List all lines of the data that include the string "powoduje".

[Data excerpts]
----------

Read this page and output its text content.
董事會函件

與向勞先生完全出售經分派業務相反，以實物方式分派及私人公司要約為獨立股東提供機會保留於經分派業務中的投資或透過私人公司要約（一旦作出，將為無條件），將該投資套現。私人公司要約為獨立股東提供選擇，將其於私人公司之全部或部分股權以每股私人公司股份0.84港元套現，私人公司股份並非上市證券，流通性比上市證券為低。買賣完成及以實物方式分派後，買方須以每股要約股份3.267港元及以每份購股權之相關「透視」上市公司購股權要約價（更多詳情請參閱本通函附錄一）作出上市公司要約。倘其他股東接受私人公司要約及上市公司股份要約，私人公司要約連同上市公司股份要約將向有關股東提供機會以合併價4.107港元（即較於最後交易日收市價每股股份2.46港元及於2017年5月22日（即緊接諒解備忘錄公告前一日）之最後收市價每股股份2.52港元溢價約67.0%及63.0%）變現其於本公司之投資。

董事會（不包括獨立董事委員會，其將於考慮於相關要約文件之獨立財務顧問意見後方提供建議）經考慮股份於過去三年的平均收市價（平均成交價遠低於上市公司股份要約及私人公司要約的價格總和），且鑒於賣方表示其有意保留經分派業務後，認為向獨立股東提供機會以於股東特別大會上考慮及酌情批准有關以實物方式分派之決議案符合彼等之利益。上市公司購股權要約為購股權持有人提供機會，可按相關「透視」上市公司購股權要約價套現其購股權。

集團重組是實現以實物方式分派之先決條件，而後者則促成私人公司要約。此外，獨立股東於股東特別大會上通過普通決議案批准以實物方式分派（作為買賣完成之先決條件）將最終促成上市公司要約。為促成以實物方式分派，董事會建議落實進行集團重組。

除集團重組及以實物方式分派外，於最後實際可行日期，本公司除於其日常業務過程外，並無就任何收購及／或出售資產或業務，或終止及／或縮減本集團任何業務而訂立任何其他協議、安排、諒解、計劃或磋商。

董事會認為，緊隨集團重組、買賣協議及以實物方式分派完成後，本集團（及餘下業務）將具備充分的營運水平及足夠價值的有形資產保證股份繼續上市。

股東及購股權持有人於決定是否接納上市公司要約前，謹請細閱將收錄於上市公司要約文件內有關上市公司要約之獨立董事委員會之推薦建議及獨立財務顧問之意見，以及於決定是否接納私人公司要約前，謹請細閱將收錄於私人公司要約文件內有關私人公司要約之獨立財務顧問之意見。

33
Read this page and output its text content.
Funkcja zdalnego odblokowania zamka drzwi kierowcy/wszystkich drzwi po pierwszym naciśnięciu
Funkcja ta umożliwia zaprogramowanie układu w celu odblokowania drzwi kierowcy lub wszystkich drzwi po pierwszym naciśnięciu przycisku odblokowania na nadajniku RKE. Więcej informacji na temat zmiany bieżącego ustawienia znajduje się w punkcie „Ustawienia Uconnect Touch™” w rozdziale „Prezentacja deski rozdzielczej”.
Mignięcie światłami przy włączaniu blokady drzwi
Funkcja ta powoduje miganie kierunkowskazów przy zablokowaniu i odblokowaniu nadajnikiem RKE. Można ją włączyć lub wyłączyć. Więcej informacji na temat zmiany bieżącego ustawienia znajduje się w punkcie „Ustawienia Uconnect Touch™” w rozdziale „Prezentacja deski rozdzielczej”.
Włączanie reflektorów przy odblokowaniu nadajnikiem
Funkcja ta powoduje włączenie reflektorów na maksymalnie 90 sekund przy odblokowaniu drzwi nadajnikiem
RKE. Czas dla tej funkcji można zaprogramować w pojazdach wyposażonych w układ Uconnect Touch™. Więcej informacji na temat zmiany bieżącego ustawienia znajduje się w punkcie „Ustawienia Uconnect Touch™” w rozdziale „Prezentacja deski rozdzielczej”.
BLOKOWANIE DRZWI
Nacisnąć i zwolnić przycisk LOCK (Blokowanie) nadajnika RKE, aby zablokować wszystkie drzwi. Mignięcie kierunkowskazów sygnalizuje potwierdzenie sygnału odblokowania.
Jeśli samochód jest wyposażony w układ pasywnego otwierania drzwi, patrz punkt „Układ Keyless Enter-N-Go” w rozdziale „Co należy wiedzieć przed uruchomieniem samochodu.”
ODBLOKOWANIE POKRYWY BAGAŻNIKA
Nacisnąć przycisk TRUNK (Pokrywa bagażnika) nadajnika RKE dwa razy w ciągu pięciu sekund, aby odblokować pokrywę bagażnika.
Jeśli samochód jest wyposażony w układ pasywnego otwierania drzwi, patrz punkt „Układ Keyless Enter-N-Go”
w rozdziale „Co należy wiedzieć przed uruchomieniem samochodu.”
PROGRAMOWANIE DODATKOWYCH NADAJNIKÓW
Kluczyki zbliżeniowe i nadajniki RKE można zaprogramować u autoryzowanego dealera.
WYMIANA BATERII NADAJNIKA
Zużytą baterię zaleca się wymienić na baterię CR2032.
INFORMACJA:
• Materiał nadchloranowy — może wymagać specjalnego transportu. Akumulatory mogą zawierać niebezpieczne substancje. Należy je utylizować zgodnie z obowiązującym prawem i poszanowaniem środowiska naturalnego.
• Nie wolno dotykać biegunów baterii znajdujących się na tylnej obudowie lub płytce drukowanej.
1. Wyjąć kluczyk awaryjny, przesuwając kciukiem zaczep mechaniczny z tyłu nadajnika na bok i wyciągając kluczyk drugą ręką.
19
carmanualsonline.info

----------

*Exercise answer*:
Funkcja ta powoduje miganie kierunkowskazów przy zablokowaniu i odblokowaniu nadajnikiem RKE. Można ją włączyć lub wyłączyć. Więcej informacji na temat zmiany bieżącego ustawienia znajduje się w punkcie „Ustawienia Uconnect Touch™” w rozdziale „Prezentacja deski rozdzielczej”.
Funkcja ta powoduje włączenie reflektorów na maksymalnie 90 sekund przy odblokowaniu drzwi nadajnikiem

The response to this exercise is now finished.